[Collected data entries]
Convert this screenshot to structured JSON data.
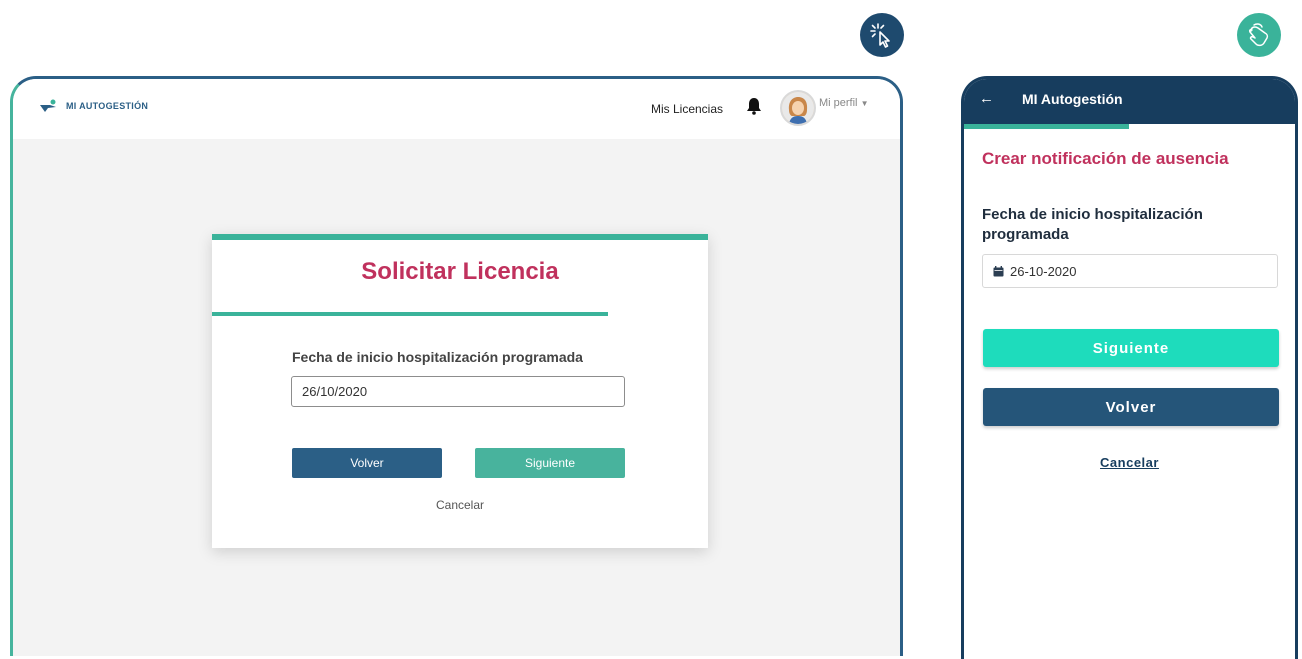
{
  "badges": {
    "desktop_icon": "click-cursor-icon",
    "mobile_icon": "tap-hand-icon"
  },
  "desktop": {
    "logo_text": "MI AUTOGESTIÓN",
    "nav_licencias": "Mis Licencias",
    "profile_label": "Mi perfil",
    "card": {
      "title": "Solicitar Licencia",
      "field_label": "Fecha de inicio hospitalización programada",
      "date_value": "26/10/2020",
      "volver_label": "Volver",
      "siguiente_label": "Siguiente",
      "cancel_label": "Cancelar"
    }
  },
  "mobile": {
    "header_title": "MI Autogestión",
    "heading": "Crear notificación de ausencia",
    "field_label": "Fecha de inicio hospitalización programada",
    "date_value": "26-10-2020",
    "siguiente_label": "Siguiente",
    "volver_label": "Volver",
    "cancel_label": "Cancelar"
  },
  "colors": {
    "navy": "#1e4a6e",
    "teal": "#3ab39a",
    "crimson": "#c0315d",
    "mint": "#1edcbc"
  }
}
--
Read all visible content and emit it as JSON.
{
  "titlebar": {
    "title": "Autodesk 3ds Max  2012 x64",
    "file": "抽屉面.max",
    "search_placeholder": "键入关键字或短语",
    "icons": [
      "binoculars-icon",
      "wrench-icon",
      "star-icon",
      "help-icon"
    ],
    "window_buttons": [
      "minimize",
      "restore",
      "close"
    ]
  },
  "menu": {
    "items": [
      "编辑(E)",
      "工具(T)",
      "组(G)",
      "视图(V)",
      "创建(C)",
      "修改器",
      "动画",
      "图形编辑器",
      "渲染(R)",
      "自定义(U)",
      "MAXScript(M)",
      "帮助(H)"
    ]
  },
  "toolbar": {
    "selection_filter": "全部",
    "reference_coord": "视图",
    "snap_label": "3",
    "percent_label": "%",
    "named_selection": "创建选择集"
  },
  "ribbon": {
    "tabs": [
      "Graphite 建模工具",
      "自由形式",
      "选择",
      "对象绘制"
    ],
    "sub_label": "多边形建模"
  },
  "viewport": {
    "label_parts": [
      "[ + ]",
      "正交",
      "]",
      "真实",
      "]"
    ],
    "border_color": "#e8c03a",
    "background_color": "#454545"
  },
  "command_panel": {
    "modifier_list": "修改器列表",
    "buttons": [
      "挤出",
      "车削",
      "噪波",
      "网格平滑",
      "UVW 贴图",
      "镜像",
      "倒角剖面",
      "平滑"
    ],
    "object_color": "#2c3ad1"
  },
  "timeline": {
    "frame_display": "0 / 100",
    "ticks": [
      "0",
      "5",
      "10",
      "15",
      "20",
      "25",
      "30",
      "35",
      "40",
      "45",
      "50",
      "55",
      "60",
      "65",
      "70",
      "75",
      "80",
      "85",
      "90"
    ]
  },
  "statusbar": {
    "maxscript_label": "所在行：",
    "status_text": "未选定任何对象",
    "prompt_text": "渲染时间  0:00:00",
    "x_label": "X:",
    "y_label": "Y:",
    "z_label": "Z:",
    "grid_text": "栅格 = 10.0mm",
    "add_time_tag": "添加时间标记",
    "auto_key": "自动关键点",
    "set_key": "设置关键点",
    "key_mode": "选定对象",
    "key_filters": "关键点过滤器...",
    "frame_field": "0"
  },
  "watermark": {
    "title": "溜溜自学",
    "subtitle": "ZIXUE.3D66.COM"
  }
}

Goal:
Locate all lines that include the word "Fecha" and copy them out.

Complete answer:
      "field_label": "Fecha de inicio hospitalización programada",
    "field_label": "Fecha de inicio hospitalización programada",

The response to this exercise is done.